To do:
A line counts if it contains the word "title" at least once. State how many such lines the records contain, giving the number alone.

Entries provided:
------------------------------------------------------------

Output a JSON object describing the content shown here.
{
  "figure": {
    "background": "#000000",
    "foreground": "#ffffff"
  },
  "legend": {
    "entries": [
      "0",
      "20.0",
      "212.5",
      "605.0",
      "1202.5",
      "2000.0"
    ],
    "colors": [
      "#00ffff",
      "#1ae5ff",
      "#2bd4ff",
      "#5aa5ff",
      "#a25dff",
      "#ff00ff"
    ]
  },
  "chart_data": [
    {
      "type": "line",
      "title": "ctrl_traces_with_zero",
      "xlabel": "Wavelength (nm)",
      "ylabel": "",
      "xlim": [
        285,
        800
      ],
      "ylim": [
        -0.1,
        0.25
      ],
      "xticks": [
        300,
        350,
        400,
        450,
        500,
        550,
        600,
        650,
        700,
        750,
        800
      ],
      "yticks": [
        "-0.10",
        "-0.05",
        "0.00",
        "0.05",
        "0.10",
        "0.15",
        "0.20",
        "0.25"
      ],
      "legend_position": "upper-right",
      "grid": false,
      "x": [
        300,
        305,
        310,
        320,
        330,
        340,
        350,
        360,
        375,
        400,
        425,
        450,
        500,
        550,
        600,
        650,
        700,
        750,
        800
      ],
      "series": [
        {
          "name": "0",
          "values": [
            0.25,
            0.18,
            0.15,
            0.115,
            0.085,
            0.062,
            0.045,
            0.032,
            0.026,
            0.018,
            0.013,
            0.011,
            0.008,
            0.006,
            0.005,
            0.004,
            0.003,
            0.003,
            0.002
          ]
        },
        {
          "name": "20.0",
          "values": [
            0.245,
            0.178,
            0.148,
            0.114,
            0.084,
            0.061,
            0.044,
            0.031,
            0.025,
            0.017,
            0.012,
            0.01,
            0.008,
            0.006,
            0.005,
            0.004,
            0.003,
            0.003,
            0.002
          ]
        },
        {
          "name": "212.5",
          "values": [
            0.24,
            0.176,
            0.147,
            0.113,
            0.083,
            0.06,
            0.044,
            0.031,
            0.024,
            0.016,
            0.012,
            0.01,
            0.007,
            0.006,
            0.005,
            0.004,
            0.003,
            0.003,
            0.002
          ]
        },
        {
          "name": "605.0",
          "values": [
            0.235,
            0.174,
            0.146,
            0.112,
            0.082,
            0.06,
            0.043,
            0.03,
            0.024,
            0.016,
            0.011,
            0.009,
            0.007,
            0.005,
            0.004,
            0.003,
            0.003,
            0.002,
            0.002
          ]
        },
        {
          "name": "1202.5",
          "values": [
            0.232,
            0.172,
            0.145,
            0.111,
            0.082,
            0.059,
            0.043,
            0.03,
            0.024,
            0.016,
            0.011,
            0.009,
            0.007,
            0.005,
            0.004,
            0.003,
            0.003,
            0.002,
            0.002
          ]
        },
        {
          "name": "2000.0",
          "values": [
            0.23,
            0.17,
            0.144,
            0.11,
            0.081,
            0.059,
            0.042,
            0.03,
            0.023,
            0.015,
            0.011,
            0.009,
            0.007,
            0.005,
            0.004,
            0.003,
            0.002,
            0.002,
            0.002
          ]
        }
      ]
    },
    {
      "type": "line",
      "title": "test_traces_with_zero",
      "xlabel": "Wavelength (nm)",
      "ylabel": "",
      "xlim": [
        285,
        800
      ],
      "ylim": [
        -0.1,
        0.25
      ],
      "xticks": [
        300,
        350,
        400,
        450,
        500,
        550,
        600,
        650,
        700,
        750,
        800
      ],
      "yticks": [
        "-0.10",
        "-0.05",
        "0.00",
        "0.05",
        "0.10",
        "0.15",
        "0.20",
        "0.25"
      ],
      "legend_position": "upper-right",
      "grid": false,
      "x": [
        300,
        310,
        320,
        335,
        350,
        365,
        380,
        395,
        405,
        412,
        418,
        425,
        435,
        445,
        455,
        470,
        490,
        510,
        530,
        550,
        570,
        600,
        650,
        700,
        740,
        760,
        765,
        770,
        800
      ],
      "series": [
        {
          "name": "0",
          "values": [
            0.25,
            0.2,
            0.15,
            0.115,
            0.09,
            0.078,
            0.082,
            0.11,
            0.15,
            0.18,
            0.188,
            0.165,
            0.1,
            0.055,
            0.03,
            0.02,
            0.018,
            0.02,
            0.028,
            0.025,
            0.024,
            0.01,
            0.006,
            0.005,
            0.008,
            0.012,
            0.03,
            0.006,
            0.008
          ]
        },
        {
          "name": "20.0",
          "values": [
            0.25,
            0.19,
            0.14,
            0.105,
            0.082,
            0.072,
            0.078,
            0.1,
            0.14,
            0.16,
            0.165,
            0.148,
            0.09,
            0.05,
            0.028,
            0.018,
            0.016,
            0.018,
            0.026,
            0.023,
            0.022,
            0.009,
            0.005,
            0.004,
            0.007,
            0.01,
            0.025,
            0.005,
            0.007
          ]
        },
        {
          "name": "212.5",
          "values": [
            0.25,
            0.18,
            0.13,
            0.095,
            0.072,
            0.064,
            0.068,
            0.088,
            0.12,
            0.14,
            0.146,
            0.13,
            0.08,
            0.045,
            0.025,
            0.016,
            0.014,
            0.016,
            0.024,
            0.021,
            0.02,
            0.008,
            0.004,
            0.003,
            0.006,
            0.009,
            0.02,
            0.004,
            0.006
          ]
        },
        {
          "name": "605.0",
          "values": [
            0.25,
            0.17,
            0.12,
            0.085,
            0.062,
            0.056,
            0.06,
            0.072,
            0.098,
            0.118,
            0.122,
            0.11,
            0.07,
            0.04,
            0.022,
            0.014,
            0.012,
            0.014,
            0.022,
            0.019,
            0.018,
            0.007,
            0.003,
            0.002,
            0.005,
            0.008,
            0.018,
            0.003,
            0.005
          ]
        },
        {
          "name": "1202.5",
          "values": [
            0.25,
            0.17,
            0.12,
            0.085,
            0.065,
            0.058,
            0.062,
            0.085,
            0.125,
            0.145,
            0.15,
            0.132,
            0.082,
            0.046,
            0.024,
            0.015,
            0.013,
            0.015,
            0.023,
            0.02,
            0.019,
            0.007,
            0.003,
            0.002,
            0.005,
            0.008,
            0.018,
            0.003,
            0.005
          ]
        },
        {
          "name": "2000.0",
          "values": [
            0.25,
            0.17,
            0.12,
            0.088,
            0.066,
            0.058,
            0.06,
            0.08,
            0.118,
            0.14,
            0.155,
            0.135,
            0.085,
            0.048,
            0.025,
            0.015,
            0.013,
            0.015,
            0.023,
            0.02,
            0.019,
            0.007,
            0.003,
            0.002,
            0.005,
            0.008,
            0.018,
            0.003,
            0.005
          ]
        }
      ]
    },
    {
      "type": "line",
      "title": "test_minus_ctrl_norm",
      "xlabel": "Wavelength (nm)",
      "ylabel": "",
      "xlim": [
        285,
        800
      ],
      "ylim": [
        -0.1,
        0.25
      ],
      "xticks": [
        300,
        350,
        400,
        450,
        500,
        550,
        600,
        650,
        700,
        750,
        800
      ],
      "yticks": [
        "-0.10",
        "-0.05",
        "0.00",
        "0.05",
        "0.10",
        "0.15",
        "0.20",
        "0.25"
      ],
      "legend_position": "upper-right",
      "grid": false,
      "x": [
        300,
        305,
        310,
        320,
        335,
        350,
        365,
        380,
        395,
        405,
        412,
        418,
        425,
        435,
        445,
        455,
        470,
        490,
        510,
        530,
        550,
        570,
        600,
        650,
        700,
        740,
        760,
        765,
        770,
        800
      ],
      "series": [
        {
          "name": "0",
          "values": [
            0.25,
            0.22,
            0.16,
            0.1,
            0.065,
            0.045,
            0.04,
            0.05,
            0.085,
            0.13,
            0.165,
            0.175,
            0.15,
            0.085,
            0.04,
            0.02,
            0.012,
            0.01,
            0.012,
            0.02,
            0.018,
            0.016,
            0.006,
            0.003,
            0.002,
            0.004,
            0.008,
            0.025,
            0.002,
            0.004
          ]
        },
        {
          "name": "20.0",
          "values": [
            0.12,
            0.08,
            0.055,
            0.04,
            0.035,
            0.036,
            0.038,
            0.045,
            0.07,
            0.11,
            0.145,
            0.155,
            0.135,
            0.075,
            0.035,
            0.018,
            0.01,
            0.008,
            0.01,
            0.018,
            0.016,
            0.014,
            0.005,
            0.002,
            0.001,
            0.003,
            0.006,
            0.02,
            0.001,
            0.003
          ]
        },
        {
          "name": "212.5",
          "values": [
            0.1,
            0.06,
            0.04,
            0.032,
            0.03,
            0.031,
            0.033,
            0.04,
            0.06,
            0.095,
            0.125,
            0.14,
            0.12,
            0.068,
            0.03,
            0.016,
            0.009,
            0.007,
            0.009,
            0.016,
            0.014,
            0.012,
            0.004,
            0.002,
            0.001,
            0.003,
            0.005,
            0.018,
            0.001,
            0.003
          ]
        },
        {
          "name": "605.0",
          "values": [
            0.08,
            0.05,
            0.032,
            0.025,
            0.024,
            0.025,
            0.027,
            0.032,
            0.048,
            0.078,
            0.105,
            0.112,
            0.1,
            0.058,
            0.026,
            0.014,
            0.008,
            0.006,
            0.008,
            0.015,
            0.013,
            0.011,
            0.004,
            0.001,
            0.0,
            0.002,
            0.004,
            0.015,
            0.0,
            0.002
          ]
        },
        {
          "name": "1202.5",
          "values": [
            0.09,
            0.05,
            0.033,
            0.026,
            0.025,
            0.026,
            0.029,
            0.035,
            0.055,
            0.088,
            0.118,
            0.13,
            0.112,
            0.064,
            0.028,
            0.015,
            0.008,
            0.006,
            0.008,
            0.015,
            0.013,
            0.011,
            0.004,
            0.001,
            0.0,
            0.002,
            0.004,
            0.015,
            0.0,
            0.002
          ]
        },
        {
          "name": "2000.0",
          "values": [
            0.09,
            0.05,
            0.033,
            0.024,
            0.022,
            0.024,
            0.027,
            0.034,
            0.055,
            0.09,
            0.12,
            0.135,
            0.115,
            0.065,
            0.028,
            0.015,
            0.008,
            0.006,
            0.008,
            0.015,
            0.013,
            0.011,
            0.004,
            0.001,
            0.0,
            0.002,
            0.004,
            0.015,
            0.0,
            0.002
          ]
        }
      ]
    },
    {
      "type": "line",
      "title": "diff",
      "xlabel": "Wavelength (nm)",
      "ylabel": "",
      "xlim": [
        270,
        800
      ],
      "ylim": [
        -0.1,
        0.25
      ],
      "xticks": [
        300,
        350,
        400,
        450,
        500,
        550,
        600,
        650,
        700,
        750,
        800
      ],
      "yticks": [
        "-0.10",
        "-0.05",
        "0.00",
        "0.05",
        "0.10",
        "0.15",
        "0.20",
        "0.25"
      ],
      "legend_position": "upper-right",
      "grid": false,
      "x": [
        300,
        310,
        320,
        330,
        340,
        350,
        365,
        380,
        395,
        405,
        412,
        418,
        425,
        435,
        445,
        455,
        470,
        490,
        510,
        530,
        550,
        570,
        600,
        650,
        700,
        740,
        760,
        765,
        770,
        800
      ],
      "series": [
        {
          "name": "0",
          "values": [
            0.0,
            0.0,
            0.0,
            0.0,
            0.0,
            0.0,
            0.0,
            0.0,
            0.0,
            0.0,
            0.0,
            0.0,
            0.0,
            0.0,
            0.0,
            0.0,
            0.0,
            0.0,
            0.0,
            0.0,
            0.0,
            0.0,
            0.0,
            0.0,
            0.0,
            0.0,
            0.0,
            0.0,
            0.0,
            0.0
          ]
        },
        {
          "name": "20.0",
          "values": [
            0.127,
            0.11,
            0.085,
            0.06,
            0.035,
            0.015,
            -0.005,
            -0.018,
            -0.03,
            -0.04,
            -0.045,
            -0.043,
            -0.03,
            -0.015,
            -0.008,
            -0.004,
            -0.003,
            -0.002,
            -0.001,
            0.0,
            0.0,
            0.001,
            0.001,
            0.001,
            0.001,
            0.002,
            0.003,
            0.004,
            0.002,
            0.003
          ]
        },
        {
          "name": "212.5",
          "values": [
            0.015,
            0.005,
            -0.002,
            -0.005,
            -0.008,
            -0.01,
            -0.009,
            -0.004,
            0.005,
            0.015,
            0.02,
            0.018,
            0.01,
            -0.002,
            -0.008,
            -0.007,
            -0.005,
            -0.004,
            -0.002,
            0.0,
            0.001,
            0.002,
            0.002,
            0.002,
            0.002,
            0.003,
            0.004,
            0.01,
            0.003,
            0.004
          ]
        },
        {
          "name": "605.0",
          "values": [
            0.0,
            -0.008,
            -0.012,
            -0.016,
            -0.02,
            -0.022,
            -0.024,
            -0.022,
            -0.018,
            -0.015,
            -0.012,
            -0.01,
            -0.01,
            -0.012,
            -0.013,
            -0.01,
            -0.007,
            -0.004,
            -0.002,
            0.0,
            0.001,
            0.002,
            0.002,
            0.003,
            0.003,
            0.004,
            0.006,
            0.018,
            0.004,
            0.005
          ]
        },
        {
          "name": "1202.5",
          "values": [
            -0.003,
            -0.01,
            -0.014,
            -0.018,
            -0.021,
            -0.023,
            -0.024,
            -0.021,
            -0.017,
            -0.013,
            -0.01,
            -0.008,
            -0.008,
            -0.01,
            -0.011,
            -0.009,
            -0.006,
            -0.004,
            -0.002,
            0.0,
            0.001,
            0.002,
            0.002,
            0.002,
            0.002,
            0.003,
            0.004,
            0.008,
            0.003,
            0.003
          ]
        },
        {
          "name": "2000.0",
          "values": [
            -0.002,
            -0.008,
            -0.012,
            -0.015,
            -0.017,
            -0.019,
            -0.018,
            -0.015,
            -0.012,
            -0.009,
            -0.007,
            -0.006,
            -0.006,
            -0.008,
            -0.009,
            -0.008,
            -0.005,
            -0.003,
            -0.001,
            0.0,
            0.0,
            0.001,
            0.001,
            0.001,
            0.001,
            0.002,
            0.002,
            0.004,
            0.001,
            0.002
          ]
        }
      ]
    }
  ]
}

------------------------------------------------------------

Expected answer:
4